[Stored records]
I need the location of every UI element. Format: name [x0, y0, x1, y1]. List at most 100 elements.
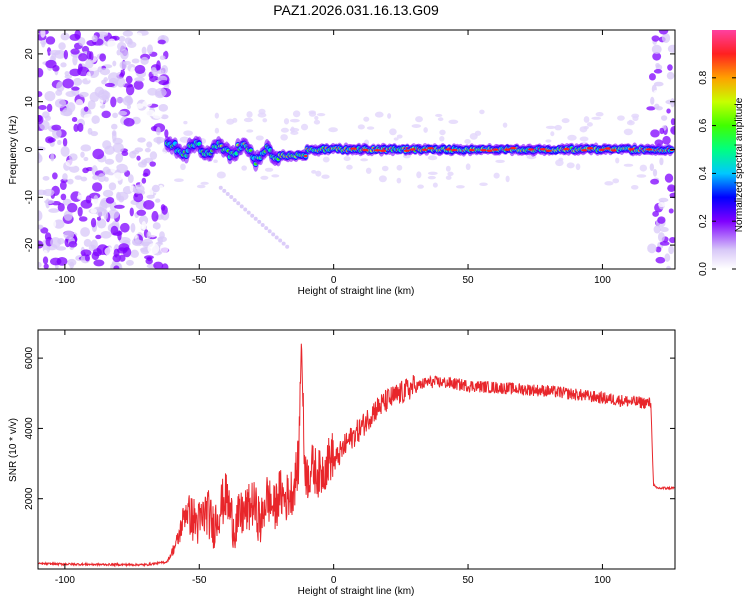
spectrogram-noise-blob [142, 172, 149, 177]
snr-ylabel: SNR (10 * v/v) [8, 418, 19, 482]
spectrogram-noise-blob [155, 126, 161, 136]
spectrogram-noise-blob [122, 30, 133, 37]
spectrogram-band-peak [421, 148, 428, 151]
spectrogram-noise-blob [141, 177, 147, 184]
spectrogram-noise-blob [44, 115, 51, 121]
spectrogram-noise-blob [141, 220, 147, 231]
spectrogram-faint-blob [196, 184, 206, 189]
spectrogram-faint-blob [575, 163, 581, 171]
spectrogram-faint-blob [630, 184, 639, 190]
spectrogram-faint-blob [271, 174, 280, 178]
spectrogram-noise-blob [104, 145, 115, 155]
spectrogram-faint-blob [427, 175, 436, 180]
spectrogram-noise-blob [153, 261, 164, 269]
spectrogram-noise-blob [86, 71, 91, 81]
spectrogram-faint-blob [366, 126, 375, 130]
snr-panel: -100 -50 0 50 100 2000 4000 6000 Height of stra… [8, 329, 676, 597]
spectrogram-noise-blob [650, 129, 660, 138]
spectrogram-noise-blob [130, 249, 139, 258]
spectrogram-noise-blob [146, 141, 153, 148]
spectrogram-noise-blob [50, 219, 57, 229]
spectrogram-noise-blob [112, 254, 122, 263]
spectrogram-noise-blob [658, 197, 669, 203]
spectrogram-faint-blob [631, 113, 640, 119]
spectrogram-faint-blob [586, 122, 593, 127]
spectrogram-faint-blob [479, 182, 488, 186]
spectrogram-faint-blob [183, 130, 193, 136]
spectrogram-faint-blob [378, 175, 387, 183]
spectrogram-faint-blob [300, 123, 309, 131]
spectrogram-faint-blob [558, 157, 564, 162]
spectrogram-noise-blob [158, 80, 170, 86]
spectrogram-noise-blob [97, 66, 103, 73]
snr-frame [37, 329, 676, 570]
spectrogram-faint-blob [216, 171, 226, 179]
spectrogram-noise-blob [73, 123, 79, 132]
spectrogram-band-peak [362, 148, 369, 152]
snr-ytick-label: 6000 [24, 347, 35, 370]
spectrogram-faint-blob [262, 118, 268, 123]
spectrogram-noise-blob [144, 147, 151, 153]
spectrogram-faint-blob [550, 131, 555, 137]
spectrogram-noise-blob [129, 181, 134, 193]
spectrogram-noise-blob [132, 184, 145, 194]
spectrogram-noise-blob [160, 204, 166, 211]
spectrogram-noise-blob [38, 153, 43, 164]
spectrogram-faint-blob [381, 165, 389, 172]
spectrogram-noise-blob [669, 192, 675, 199]
spectrogram-noise-blob [66, 202, 78, 213]
spectrogram-noise-blob [667, 44, 675, 53]
spectrogram-faint-blob [314, 115, 319, 121]
spectrogram-tail-blob [285, 244, 290, 249]
spectrogram-noise-blob [43, 263, 49, 269]
spectrogram-noise-blob [140, 247, 150, 255]
snr-xtick-label: 0 [331, 575, 337, 586]
spectrogram-faint-blob [545, 125, 556, 129]
spectrogram-noise-blob [112, 137, 123, 145]
spectrogram-noise-blob [135, 32, 143, 39]
spectrogram-noise-blob [135, 103, 144, 109]
spectrogram-noise-blob [651, 44, 662, 54]
spectrogram-noise-blob [134, 64, 146, 74]
spectrogram-noise-blob [90, 199, 101, 205]
spectrogram-faint-blob [448, 119, 459, 124]
spectrogram-noise-blob [80, 227, 90, 237]
spectrogram-noise-blob [74, 30, 81, 40]
spectrogram-noise-blob [90, 131, 99, 137]
spectrogram-noise-blob [83, 238, 92, 247]
spectrogram-xtick-label: 50 [462, 275, 474, 286]
spectrogram-noise-blob [38, 240, 44, 249]
spectrogram-noise-blob [666, 108, 671, 114]
spectrogram-noise-blob [136, 209, 147, 216]
spectrogram-noise-blob [62, 137, 68, 147]
spectrogram-noise-blob [52, 128, 62, 139]
spectrogram-faint-blob [445, 175, 452, 180]
spectrogram-noise-blob [58, 42, 66, 50]
spectrogram-noise-blob [68, 165, 80, 173]
spectrogram-noise-blob [159, 244, 169, 254]
spectrogram-noise-blob [654, 139, 664, 147]
spectrogram-faint-blob [283, 118, 290, 125]
colorbar-tick-label: 0.0 [698, 262, 709, 276]
spectrogram-faint-blob [465, 163, 471, 171]
spectrogram-noise-blob [134, 77, 145, 82]
spectrogram-band-peak [563, 147, 570, 151]
spectrogram-noise-blob [99, 68, 111, 76]
spectrogram-noise-blob [670, 125, 675, 135]
spectrogram-noise-blob [152, 222, 161, 230]
spectrogram-noise-blob [116, 41, 127, 51]
spectrogram-tail-blob [222, 188, 227, 193]
spectrogram-noise-blob [146, 256, 152, 262]
spectrogram-noise-blob [158, 103, 169, 112]
spectrogram-band-peak [598, 148, 605, 152]
spectrogram-noise-blob [68, 241, 78, 248]
spectrogram-tail-blob [246, 210, 251, 215]
spectrogram-noise-blob [38, 114, 44, 125]
colorbar-tick-label: 0.2 [698, 214, 709, 228]
spectrogram-noise-blob [667, 184, 675, 192]
spectrogram-faint-blob [615, 157, 620, 164]
spectrogram-noise-blob [659, 127, 665, 135]
spectrogram-band-peak [527, 148, 534, 151]
spectrogram-noise-blob [44, 199, 55, 204]
spectrogram-faint-blob [241, 165, 247, 171]
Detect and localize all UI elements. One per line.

◆ **TASK DESCRIPTION**: Switch "UI" to "interface" throughout all the rows and leave the rest unchanged. Omit the pictures from your output.

◆ **WRITTEN REPLY**:
I need the location of every interface element. Format: name [x0, y0, x1, y1]. List at most 100 elements.
spectrogram-noise-blob [142, 172, 149, 177]
snr-ylabel: SNR (10 * v/v) [8, 418, 19, 482]
spectrogram-noise-blob [155, 126, 161, 136]
spectrogram-noise-blob [122, 30, 133, 37]
spectrogram-band-peak [421, 148, 428, 151]
spectrogram-noise-blob [141, 177, 147, 184]
spectrogram-noise-blob [44, 115, 51, 121]
spectrogram-noise-blob [141, 220, 147, 231]
spectrogram-faint-blob [196, 184, 206, 189]
spectrogram-faint-blob [575, 163, 581, 171]
spectrogram-faint-blob [630, 184, 639, 190]
spectrogram-faint-blob [271, 174, 280, 178]
spectrogram-noise-blob [104, 145, 115, 155]
spectrogram-faint-blob [427, 175, 436, 180]
spectrogram-noise-blob [153, 261, 164, 269]
spectrogram-noise-blob [86, 71, 91, 81]
spectrogram-faint-blob [366, 126, 375, 130]
snr-panel: -100 -50 0 50 100 2000 4000 6000 Height of stra… [8, 329, 676, 597]
spectrogram-noise-blob [650, 129, 660, 138]
spectrogram-noise-blob [130, 249, 139, 258]
spectrogram-noise-blob [146, 141, 153, 148]
spectrogram-noise-blob [50, 219, 57, 229]
spectrogram-noise-blob [112, 254, 122, 263]
spectrogram-noise-blob [658, 197, 669, 203]
spectrogram-faint-blob [631, 113, 640, 119]
spectrogram-faint-blob [586, 122, 593, 127]
spectrogram-faint-blob [479, 182, 488, 186]
spectrogram-faint-blob [183, 130, 193, 136]
spectrogram-faint-blob [378, 175, 387, 183]
spectrogram-faint-blob [300, 123, 309, 131]
spectrogram-faint-blob [558, 157, 564, 162]
spectrogram-noise-blob [158, 80, 170, 86]
spectrogram-noise-blob [97, 66, 103, 73]
snr-frame [37, 329, 676, 570]
spectrogram-faint-blob [216, 171, 226, 179]
spectrogram-noise-blob [73, 123, 79, 132]
spectrogram-band-peak [362, 148, 369, 152]
snr-ytick-label: 6000 [24, 347, 35, 370]
spectrogram-faint-blob [262, 118, 268, 123]
spectrogram-noise-blob [144, 147, 151, 153]
spectrogram-faint-blob [550, 131, 555, 137]
spectrogram-noise-blob [129, 181, 134, 193]
spectrogram-noise-blob [132, 184, 145, 194]
spectrogram-noise-blob [160, 204, 166, 211]
spectrogram-noise-blob [38, 153, 43, 164]
spectrogram-faint-blob [381, 165, 389, 172]
spectrogram-noise-blob [669, 192, 675, 199]
spectrogram-noise-blob [66, 202, 78, 213]
spectrogram-noise-blob [667, 44, 675, 53]
spectrogram-faint-blob [314, 115, 319, 121]
spectrogram-tail-blob [285, 244, 290, 249]
spectrogram-noise-blob [43, 263, 49, 269]
spectrogram-noise-blob [140, 247, 150, 255]
snr-xtick-label: 0 [331, 575, 337, 586]
spectrogram-faint-blob [545, 125, 556, 129]
spectrogram-noise-blob [112, 137, 123, 145]
spectrogram-noise-blob [135, 32, 143, 39]
spectrogram-noise-blob [135, 103, 144, 109]
spectrogram-noise-blob [651, 44, 662, 54]
spectrogram-noise-blob [134, 64, 146, 74]
spectrogram-noise-blob [90, 199, 101, 205]
spectrogram-faint-blob [448, 119, 459, 124]
spectrogram-noise-blob [80, 227, 90, 237]
spectrogram-noise-blob [74, 30, 81, 40]
spectrogram-noise-blob [90, 131, 99, 137]
spectrogram-noise-blob [83, 238, 92, 247]
spectrogram-xtick-label: 50 [462, 275, 474, 286]
spectrogram-noise-blob [38, 240, 44, 249]
spectrogram-noise-blob [666, 108, 671, 114]
spectrogram-noise-blob [136, 209, 147, 216]
spectrogram-noise-blob [62, 137, 68, 147]
spectrogram-noise-blob [52, 128, 62, 139]
spectrogram-faint-blob [445, 175, 452, 180]
spectrogram-noise-blob [58, 42, 66, 50]
spectrogram-noise-blob [68, 165, 80, 173]
spectrogram-noise-blob [159, 244, 169, 254]
spectrogram-noise-blob [654, 139, 664, 147]
spectrogram-faint-blob [283, 118, 290, 125]
colorbar-tick-label: 0.0 [698, 262, 709, 276]
spectrogram-faint-blob [465, 163, 471, 171]
spectrogram-noise-blob [134, 77, 145, 82]
spectrogram-band-peak [563, 147, 570, 151]
spectrogram-noise-blob [99, 68, 111, 76]
spectrogram-noise-blob [670, 125, 675, 135]
spectrogram-noise-blob [152, 222, 161, 230]
spectrogram-noise-blob [116, 41, 127, 51]
spectrogram-tail-blob [222, 188, 227, 193]
spectrogram-noise-blob [146, 256, 152, 262]
spectrogram-noise-blob [158, 103, 169, 112]
spectrogram-band-peak [598, 148, 605, 152]
spectrogram-noise-blob [68, 241, 78, 248]
spectrogram-tail-blob [246, 210, 251, 215]
spectrogram-noise-blob [38, 114, 44, 125]
colorbar-tick-label: 0.2 [698, 214, 709, 228]
spectrogram-noise-blob [667, 184, 675, 192]
spectrogram-faint-blob [615, 157, 620, 164]
spectrogram-noise-blob [659, 127, 665, 135]
spectrogram-band-peak [527, 148, 534, 151]
spectrogram-noise-blob [44, 199, 55, 204]
spectrogram-faint-blob [241, 165, 247, 171]
Detect and localize all interface elements. One per line.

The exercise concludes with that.